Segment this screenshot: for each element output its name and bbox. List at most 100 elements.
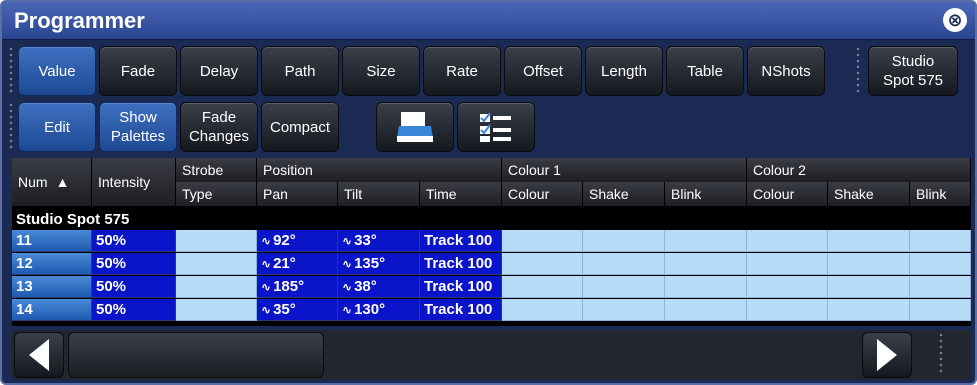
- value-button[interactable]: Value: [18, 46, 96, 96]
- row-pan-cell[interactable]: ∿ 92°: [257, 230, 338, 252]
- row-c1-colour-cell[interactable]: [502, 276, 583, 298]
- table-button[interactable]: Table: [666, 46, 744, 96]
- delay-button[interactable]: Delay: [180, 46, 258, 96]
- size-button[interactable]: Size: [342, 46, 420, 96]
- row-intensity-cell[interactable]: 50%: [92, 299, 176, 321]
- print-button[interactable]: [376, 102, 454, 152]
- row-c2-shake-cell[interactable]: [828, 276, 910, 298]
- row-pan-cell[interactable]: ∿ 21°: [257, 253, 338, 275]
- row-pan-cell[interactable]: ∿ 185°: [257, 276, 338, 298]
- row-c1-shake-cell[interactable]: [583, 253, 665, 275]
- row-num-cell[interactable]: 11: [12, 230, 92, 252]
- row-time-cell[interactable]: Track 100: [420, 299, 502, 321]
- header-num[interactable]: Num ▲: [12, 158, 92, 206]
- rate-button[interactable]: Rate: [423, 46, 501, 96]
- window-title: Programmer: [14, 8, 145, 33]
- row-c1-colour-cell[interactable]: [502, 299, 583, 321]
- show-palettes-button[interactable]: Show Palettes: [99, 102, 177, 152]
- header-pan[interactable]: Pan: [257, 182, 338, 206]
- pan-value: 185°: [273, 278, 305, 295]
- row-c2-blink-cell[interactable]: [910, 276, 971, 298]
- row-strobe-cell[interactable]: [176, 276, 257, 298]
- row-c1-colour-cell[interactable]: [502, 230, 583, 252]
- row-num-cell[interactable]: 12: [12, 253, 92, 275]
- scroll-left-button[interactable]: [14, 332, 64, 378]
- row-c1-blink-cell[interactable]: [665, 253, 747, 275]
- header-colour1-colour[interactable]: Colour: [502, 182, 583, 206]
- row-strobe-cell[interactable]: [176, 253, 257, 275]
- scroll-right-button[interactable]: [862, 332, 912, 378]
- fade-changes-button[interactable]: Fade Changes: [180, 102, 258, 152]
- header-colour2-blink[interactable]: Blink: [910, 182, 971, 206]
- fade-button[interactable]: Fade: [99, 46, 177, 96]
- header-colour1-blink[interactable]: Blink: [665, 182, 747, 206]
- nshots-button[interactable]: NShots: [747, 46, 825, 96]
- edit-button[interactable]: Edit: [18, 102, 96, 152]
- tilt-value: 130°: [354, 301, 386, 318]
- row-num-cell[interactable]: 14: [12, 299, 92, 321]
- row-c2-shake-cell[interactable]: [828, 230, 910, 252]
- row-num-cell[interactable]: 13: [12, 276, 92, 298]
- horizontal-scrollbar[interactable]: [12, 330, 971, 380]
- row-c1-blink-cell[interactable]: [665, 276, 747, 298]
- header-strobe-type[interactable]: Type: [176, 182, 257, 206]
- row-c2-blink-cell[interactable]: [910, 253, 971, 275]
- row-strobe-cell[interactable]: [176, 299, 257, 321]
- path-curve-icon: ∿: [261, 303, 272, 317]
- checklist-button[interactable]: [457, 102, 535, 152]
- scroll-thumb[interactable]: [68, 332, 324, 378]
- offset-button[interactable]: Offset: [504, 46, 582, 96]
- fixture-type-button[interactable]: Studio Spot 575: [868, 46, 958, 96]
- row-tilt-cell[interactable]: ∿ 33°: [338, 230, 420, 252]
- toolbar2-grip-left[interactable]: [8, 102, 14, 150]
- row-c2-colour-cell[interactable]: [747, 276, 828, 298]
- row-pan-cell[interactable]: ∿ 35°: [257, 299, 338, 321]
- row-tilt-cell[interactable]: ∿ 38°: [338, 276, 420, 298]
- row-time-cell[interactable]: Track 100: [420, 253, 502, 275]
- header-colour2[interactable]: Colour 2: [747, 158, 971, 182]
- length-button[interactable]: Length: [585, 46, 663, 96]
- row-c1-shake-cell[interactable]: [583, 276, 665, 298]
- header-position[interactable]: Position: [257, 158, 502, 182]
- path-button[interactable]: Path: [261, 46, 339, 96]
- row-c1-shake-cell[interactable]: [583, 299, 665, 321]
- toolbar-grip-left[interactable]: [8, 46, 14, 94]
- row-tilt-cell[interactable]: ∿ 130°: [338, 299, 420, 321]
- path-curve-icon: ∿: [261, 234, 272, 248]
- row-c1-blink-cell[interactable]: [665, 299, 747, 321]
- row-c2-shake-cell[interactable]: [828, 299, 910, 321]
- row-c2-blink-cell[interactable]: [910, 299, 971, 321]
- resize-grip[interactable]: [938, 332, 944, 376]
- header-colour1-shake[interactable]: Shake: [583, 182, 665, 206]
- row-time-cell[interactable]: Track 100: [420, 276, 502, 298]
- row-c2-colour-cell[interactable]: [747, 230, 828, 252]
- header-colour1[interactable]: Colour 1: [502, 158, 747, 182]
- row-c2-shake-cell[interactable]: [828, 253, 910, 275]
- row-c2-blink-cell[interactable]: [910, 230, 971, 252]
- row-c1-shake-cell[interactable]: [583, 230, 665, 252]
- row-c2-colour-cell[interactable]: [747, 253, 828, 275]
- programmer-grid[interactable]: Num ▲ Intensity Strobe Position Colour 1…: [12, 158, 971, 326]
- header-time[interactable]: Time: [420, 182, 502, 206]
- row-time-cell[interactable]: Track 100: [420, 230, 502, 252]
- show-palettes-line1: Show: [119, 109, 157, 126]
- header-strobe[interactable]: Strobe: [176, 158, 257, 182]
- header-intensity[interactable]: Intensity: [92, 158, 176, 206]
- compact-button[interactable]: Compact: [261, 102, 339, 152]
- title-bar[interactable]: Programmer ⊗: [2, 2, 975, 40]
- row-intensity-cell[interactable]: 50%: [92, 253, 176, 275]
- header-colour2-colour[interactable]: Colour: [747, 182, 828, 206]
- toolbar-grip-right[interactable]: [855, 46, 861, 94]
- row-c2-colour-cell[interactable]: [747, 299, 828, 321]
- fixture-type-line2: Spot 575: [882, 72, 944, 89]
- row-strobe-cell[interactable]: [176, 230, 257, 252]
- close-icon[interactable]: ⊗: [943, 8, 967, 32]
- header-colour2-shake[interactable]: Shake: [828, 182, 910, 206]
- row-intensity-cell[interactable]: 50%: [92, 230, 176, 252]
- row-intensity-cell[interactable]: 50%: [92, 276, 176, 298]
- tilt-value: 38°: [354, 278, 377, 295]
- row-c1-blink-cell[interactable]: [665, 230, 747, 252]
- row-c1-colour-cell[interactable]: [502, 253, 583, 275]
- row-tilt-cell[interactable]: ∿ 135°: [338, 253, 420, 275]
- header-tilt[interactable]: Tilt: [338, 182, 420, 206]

----------------------------------------

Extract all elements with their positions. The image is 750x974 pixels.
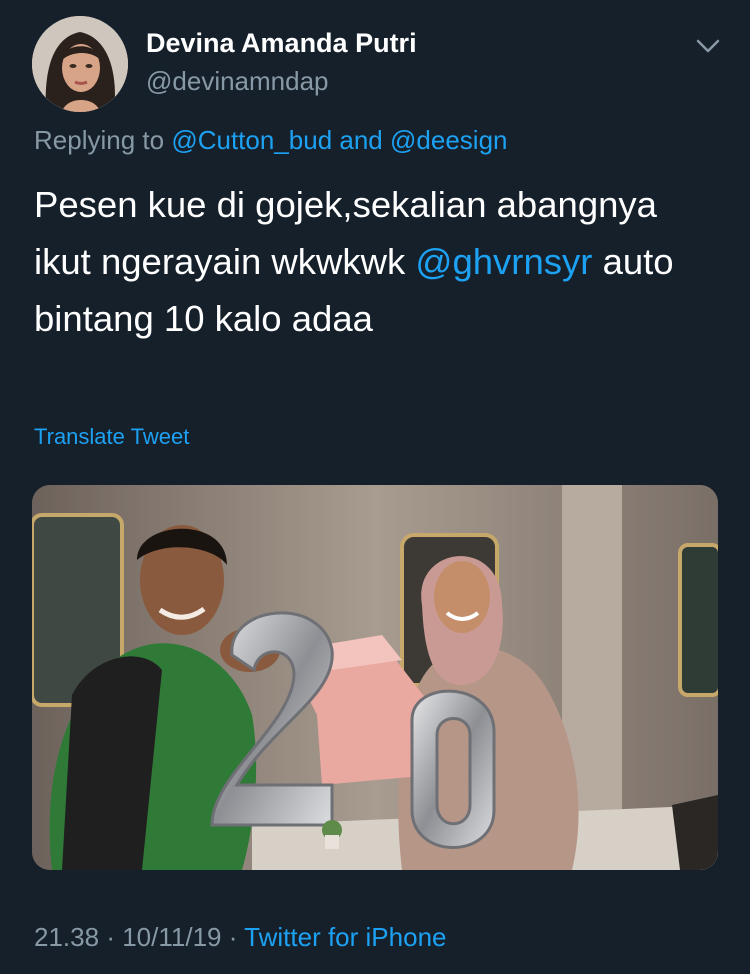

----------------------------------------

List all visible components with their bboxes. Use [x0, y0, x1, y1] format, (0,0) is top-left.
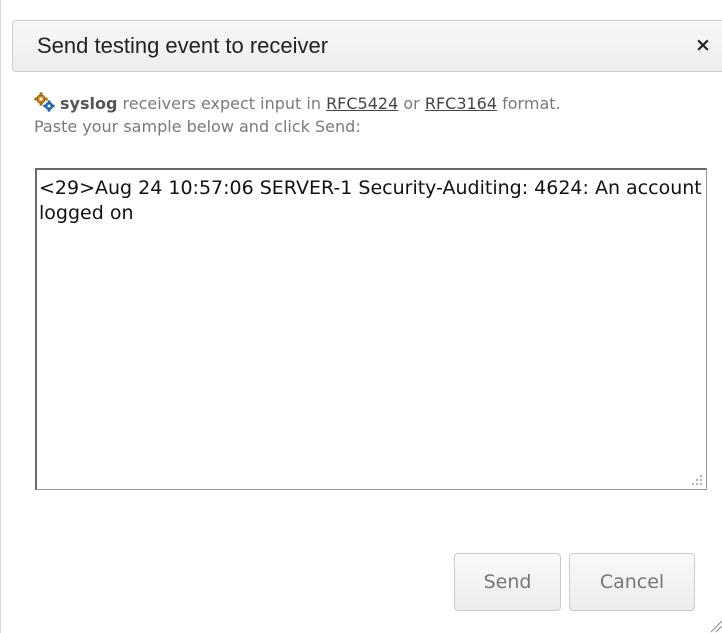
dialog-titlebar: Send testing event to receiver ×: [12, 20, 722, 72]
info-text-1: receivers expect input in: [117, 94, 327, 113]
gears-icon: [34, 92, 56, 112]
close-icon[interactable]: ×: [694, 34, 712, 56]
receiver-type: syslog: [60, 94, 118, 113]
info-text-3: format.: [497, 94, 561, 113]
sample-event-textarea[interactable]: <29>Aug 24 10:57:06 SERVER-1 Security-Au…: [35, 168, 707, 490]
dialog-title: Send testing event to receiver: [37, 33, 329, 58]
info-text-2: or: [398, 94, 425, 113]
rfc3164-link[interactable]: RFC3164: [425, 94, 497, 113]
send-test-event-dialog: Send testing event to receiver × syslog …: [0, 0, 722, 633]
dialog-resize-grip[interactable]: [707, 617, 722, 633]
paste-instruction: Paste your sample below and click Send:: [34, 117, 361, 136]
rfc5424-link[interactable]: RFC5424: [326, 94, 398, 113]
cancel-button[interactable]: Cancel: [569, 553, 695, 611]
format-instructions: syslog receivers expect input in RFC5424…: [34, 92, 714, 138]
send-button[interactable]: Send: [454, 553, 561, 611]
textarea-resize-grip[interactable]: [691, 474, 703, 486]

----------------------------------------

- _TASK GOAL_:
Convert the listing lines between the line holding "List all visible" and the line holding "info-text-2: or: [398, 94, 425, 113]", inclusive, into a Markdown table with the columns Row and Listing line, skipping blank lines. Leave the picture out of the table.

- _RESULT OF THIS TASK_:
| Row | Listing line |
|---|---|
| 1 | List all visible components with their bboxes. Use [x0, y0, x1, y1] format, (0,0) is top-left. |
| 2 | dialog-titlebar: Send testing event to receiver ×: [12, 20, 722, 72] |
| 3 | info-text-1: receivers expect input in: [117, 94, 327, 113] |
| 4 | gears-icon: [34, 92, 56, 112] |
| 5 | close-icon[interactable]: ×: [694, 34, 712, 56] |
| 6 | receiver-type: syslog: [60, 94, 118, 113] |
| 7 | info-text-3: format.: [497, 94, 561, 113] |
| 8 | sample-event-textarea[interactable]: <29>Aug 24 10:57:06 SERVER-1 Security-Au…: [35, 168, 707, 490] |
| 9 | dialog-title: Send testing event to receiver: [37, 33, 329, 58] |
| 10 | info-text-2: or: [398, 94, 425, 113] |